### Material for this exercise ###

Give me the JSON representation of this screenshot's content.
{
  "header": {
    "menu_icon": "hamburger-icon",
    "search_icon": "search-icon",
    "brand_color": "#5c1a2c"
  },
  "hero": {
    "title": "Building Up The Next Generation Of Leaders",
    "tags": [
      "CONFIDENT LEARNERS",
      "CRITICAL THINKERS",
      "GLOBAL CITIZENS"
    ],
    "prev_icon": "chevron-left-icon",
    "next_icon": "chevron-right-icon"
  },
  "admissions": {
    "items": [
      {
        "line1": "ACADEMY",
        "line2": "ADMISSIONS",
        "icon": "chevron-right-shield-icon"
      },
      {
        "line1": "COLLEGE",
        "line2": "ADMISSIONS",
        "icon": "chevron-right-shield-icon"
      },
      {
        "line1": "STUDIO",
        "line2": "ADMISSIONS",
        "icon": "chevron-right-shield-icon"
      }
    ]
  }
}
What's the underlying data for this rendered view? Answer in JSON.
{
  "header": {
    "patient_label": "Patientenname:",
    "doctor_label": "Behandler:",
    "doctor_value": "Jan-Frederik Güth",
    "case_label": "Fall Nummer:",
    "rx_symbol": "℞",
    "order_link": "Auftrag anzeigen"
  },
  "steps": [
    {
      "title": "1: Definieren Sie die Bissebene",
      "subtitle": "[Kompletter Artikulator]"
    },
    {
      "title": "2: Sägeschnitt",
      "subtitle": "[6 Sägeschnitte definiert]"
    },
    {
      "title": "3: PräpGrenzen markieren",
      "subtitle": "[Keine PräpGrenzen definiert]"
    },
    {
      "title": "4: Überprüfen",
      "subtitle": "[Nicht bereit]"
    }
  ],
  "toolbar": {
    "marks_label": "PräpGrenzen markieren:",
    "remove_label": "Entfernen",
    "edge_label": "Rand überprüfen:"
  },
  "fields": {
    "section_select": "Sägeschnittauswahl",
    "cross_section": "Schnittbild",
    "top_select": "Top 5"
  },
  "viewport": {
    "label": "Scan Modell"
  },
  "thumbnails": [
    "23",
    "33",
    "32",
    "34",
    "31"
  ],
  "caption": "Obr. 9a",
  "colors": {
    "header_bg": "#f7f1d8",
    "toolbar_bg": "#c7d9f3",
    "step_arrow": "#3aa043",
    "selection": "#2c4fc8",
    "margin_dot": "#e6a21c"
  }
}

###

Repeat the records above exactly, from the first line to the last.

=== Written reply ===
Give me the JSON representation of this screenshot's content.
{
  "header": {
    "menu_icon": "hamburger-icon",
    "search_icon": "search-icon",
    "brand_color": "#5c1a2c"
  },
  "hero": {
    "title": "Building Up The Next Generation Of Leaders",
    "tags": [
      "CONFIDENT LEARNERS",
      "CRITICAL THINKERS",
      "GLOBAL CITIZENS"
    ],
    "prev_icon": "chevron-left-icon",
    "next_icon": "chevron-right-icon"
  },
  "admissions": {
    "items": [
      {
        "line1": "ACADEMY",
        "line2": "ADMISSIONS",
        "icon": "chevron-right-shield-icon"
      },
      {
        "line1": "COLLEGE",
        "line2": "ADMISSIONS",
        "icon": "chevron-right-shield-icon"
      },
      {
        "line1": "STUDIO",
        "line2": "ADMISSIONS",
        "icon": "chevron-right-shield-icon"
      }
    ]
  }
}
What's the underlying data for this rendered view? Answer in JSON.
{
  "header": {
    "patient_label": "Patientenname:",
    "doctor_label": "Behandler:",
    "doctor_value": "Jan-Frederik Güth",
    "case_label": "Fall Nummer:",
    "rx_symbol": "℞",
    "order_link": "Auftrag anzeigen"
  },
  "steps": [
    {
      "title": "1: Definieren Sie die Bissebene",
      "subtitle": "[Kompletter Artikulator]"
    },
    {
      "title": "2: Sägeschnitt",
      "subtitle": "[6 Sägeschnitte definiert]"
    },
    {
      "title": "3: PräpGrenzen markieren",
      "subtitle": "[Keine PräpGrenzen definiert]"
    },
    {
      "title": "4: Überprüfen",
      "subtitle": "[Nicht bereit]"
    }
  ],
  "toolbar": {
    "marks_label": "PräpGrenzen markieren:",
    "remove_label": "Entfernen",
    "edge_label": "Rand überprüfen:"
  },
  "fields": {
    "section_select": "Sägeschnittauswahl",
    "cross_section": "Schnittbild",
    "top_select": "Top 5"
  },
  "viewport": {
    "label": "Scan Modell"
  },
  "thumbnails": [
    "23",
    "33",
    "32",
    "34",
    "31"
  ],
  "caption": "Obr. 9a",
  "colors": {
    "header_bg": "#f7f1d8",
    "toolbar_bg": "#c7d9f3",
    "step_arrow": "#3aa043",
    "selection": "#2c4fc8",
    "margin_dot": "#e6a21c"
  }
}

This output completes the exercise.